*Records shown*
┏━━

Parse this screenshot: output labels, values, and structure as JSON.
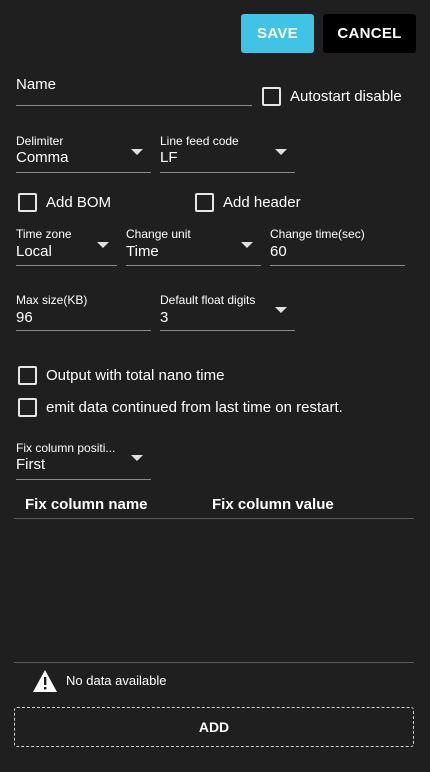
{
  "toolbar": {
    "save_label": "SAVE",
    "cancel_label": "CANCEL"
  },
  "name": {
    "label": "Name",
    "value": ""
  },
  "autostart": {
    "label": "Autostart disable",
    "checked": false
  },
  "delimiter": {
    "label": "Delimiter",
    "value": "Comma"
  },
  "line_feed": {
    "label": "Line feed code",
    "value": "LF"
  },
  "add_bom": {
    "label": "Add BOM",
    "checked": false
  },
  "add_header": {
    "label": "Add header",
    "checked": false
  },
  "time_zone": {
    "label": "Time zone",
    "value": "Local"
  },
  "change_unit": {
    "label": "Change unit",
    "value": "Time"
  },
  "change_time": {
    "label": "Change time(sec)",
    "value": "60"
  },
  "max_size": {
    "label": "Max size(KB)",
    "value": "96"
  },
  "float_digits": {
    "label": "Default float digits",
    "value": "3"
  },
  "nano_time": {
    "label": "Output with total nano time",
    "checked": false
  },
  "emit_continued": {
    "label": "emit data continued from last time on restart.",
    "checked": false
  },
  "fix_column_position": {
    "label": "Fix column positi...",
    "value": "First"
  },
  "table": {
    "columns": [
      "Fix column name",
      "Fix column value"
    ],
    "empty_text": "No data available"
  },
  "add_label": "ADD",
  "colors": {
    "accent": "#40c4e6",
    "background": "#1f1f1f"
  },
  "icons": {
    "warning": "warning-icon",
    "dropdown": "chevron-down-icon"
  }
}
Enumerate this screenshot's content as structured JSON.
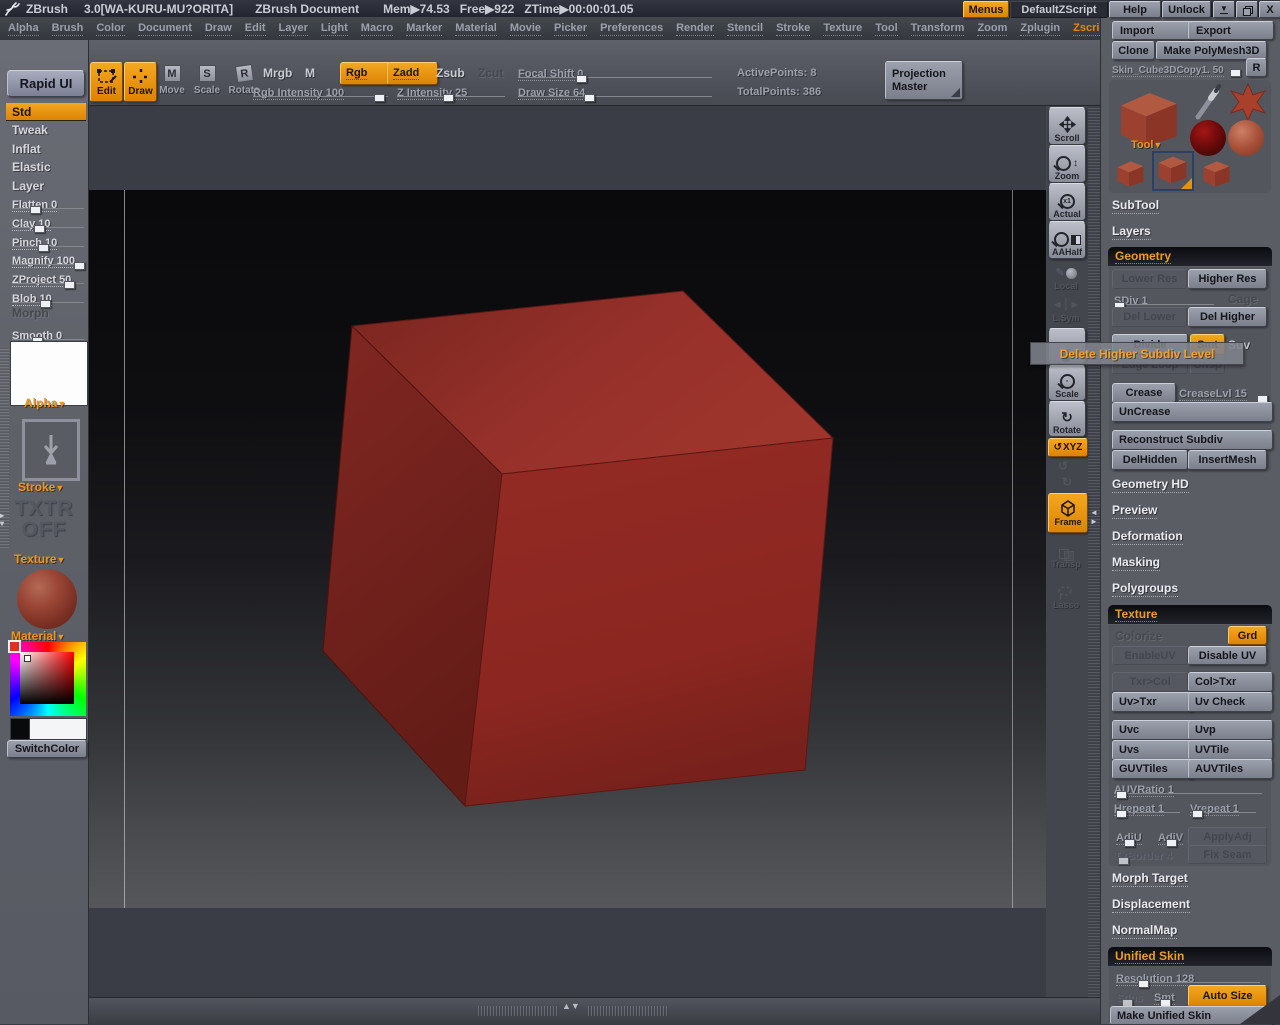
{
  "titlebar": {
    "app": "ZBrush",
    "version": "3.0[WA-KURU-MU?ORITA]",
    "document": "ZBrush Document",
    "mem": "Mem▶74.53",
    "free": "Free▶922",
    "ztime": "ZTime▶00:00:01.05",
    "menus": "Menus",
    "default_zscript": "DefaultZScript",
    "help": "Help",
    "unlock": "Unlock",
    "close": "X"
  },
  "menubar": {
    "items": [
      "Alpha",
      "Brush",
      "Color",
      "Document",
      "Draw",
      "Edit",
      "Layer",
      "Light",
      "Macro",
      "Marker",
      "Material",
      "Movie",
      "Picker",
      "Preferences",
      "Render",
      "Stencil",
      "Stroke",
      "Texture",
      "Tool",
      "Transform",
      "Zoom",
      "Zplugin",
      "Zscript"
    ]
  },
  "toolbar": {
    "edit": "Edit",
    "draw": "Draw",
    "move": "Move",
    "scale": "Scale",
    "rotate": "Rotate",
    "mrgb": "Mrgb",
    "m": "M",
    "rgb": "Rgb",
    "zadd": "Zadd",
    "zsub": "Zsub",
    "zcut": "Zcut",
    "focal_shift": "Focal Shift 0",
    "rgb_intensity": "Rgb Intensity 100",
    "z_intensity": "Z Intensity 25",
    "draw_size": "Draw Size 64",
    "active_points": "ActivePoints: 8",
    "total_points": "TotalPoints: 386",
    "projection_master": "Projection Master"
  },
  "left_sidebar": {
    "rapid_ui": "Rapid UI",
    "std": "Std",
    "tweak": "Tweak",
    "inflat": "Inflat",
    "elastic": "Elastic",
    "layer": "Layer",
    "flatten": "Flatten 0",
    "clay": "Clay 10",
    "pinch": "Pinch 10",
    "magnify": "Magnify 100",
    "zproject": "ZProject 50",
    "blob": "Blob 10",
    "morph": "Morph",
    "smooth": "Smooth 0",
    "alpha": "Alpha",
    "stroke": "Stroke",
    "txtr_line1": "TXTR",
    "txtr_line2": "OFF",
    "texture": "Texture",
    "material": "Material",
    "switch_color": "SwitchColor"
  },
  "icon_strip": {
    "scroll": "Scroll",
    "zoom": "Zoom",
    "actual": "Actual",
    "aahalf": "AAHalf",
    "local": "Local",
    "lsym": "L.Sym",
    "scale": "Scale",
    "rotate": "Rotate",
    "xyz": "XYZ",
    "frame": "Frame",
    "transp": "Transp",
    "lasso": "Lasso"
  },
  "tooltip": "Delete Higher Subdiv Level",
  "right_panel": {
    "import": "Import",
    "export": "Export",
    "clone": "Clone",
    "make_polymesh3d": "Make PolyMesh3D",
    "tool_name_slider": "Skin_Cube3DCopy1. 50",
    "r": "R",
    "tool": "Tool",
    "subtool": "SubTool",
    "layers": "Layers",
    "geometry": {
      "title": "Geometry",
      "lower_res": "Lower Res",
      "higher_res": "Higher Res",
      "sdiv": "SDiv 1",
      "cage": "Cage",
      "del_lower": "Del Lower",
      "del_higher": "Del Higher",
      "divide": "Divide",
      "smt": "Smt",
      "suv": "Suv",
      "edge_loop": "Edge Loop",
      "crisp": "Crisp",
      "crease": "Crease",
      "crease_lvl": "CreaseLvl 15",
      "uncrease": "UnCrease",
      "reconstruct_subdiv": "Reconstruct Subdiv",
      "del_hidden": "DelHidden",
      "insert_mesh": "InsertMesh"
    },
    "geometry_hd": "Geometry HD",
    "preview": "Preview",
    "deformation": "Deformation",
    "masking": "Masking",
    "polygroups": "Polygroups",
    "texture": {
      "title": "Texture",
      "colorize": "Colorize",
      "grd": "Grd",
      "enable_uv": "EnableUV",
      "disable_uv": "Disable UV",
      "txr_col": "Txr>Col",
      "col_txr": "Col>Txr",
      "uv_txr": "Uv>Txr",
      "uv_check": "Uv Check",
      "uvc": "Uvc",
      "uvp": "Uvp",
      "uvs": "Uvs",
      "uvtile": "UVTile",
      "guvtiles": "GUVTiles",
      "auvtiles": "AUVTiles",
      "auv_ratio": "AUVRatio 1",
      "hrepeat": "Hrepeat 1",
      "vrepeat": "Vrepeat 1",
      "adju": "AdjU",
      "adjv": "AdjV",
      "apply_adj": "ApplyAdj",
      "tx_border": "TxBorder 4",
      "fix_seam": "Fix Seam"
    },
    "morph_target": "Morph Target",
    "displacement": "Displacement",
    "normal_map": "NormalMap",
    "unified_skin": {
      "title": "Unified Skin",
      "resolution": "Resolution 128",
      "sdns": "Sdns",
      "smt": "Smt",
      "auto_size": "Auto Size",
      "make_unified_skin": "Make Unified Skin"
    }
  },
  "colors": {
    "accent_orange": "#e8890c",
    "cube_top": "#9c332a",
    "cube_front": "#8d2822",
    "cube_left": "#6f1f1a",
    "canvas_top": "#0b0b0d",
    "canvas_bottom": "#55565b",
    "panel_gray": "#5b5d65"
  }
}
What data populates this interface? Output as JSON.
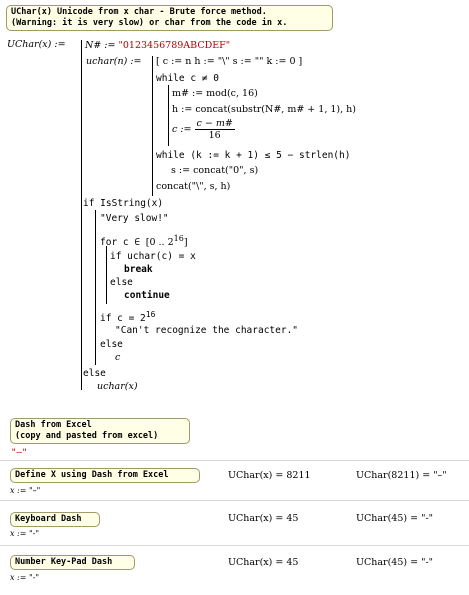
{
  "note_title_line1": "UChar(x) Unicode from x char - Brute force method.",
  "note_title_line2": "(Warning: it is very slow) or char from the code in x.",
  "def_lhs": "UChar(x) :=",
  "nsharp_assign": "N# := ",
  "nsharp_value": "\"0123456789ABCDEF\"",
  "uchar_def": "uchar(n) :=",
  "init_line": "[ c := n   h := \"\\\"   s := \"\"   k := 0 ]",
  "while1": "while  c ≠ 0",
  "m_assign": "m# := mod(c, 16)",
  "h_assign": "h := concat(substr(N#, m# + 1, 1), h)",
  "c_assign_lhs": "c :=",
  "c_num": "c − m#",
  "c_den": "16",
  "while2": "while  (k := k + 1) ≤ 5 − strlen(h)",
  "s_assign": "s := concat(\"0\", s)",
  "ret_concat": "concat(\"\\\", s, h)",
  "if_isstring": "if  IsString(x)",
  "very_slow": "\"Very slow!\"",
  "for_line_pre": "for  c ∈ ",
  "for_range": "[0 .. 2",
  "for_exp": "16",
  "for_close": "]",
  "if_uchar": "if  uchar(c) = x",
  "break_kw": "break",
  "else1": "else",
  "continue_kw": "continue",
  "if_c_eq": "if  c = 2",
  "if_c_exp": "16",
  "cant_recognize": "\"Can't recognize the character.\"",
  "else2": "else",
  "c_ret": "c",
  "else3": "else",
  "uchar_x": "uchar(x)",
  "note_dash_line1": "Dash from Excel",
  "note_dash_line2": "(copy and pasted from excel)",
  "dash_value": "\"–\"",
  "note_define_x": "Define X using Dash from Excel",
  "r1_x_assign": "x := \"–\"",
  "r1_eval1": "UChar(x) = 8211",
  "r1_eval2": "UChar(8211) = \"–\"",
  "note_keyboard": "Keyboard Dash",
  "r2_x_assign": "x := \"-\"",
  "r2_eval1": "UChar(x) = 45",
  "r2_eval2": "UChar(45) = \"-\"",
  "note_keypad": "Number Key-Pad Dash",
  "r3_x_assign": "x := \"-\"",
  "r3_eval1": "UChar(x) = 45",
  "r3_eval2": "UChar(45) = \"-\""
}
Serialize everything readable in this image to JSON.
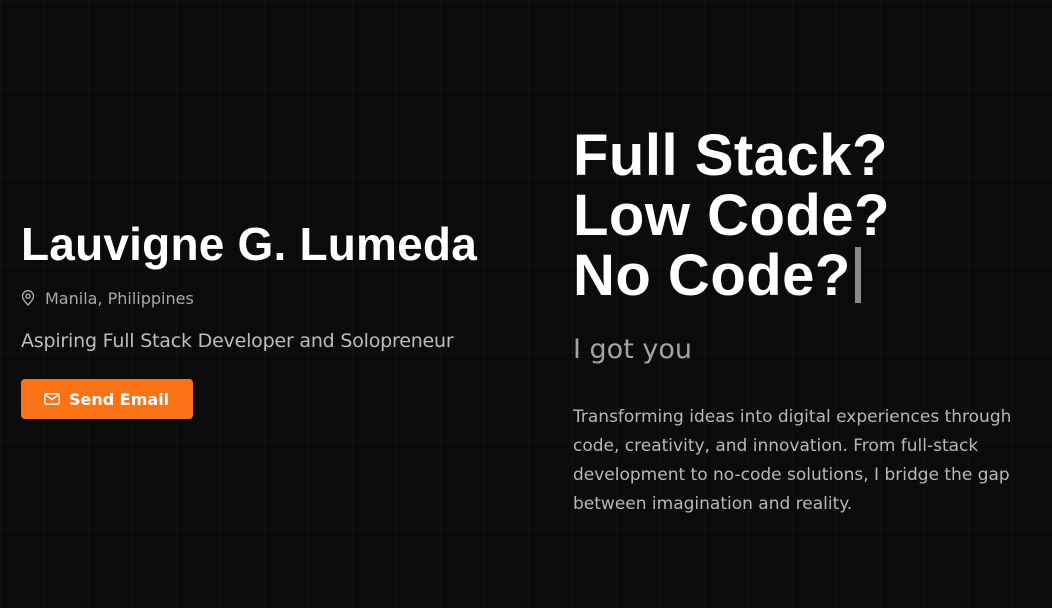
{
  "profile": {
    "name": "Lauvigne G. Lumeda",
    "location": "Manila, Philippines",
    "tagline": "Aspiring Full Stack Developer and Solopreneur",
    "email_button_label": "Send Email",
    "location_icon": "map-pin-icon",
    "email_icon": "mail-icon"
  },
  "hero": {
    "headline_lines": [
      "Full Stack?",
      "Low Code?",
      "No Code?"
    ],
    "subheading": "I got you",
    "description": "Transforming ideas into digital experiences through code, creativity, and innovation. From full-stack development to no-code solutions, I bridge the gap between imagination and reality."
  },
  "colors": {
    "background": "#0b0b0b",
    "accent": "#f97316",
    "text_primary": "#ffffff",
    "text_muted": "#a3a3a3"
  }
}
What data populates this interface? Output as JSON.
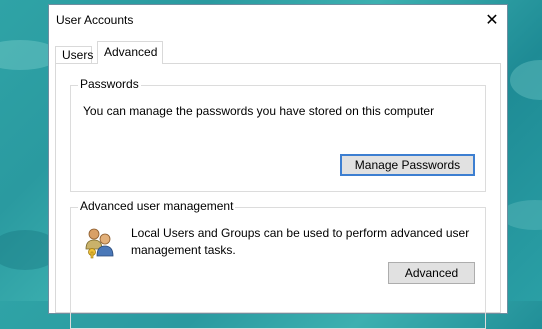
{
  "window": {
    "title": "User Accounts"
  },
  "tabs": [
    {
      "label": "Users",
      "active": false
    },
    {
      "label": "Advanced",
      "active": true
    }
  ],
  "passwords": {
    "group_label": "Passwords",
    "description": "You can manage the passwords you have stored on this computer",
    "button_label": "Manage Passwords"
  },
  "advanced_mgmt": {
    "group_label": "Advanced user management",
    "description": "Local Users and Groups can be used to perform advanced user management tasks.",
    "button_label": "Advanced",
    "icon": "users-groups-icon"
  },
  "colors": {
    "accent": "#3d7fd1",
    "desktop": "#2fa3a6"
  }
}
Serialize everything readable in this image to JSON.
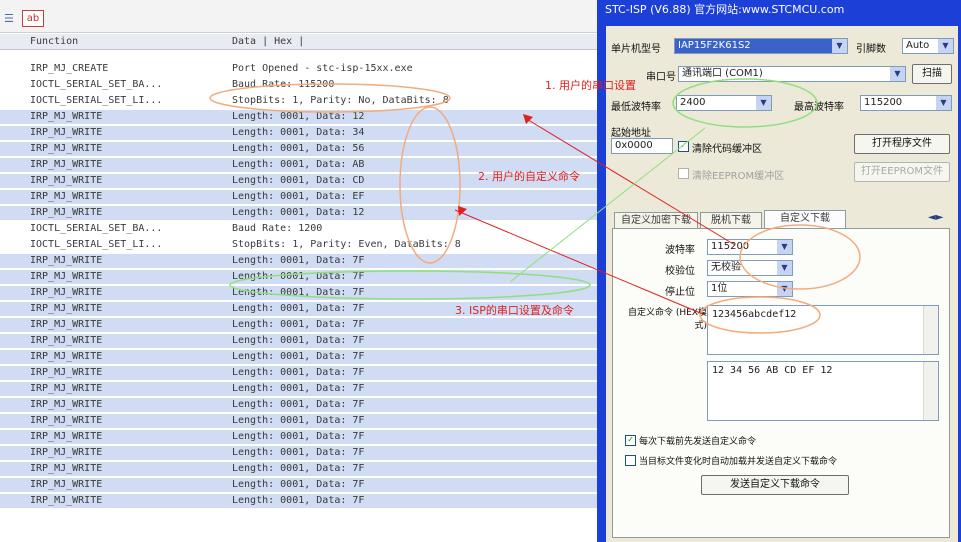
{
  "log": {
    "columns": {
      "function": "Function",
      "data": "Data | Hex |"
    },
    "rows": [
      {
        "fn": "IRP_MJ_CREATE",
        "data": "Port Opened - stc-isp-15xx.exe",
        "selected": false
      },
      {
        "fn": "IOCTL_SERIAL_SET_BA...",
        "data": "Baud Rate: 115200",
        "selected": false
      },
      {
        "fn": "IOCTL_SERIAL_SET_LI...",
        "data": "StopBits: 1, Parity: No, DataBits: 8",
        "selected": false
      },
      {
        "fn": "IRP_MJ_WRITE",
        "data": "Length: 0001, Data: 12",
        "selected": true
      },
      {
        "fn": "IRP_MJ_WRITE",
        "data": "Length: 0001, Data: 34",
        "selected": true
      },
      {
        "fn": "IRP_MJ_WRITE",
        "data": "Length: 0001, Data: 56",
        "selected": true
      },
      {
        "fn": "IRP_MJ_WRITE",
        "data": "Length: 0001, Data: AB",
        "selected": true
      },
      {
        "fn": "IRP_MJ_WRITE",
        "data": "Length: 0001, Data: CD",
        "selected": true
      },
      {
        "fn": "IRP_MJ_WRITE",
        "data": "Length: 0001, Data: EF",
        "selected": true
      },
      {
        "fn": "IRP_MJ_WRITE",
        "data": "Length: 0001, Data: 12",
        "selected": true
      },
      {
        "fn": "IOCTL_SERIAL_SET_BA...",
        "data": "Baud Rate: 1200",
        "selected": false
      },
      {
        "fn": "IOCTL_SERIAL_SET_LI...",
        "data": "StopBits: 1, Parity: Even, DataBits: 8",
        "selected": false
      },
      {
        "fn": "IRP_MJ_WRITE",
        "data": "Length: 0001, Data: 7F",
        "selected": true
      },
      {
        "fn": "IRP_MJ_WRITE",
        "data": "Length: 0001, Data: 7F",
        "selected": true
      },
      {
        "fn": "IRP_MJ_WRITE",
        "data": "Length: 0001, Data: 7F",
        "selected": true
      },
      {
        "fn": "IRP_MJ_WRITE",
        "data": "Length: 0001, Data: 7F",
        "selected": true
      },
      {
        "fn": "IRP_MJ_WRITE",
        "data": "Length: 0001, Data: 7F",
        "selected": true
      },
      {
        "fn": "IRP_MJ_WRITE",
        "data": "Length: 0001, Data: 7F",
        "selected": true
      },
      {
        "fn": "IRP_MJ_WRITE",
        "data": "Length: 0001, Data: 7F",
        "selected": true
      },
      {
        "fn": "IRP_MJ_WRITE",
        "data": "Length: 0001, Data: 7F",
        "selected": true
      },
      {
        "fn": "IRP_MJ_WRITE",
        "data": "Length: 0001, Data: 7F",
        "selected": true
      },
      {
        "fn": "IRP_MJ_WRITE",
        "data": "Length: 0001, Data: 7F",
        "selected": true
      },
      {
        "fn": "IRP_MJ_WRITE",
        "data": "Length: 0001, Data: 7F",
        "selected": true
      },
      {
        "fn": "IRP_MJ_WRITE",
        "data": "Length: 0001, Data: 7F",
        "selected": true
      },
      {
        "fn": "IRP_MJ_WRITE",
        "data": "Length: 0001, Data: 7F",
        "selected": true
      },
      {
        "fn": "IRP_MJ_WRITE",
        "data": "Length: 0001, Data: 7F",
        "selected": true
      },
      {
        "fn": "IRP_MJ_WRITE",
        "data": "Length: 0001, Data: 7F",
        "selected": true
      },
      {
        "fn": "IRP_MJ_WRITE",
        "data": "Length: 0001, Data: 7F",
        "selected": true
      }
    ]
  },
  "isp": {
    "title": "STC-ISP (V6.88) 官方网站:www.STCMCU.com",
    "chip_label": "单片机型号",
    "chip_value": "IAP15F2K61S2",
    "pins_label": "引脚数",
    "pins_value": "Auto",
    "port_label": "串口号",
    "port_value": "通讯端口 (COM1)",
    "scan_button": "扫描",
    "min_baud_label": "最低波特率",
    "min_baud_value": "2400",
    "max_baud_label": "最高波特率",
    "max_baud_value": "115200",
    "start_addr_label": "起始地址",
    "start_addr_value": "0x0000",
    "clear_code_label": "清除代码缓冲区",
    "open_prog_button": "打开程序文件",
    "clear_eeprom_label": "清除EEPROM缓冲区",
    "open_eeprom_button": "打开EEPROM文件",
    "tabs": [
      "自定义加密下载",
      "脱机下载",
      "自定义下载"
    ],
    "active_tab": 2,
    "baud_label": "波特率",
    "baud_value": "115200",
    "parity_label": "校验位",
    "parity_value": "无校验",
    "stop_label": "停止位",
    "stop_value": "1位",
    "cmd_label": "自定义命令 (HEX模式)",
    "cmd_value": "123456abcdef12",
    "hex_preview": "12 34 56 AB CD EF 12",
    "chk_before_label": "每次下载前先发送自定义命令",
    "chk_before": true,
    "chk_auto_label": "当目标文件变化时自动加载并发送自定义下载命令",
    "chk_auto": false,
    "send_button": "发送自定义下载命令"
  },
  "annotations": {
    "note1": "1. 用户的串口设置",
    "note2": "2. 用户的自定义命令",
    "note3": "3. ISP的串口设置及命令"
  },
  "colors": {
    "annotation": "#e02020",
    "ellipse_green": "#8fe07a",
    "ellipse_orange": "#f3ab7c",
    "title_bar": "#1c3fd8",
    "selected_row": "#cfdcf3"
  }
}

┗━━

*Task description*
Copy, from the material, each line that holds the string "concat".

*Solution to the exercise*
  "h_assign": "h := concat(substr(N#, m# + 1, 1), h)",
  "s_assign": "s := concat(\"0\", s)",
  "ret_concat": "concat(\"\\\", s, h)",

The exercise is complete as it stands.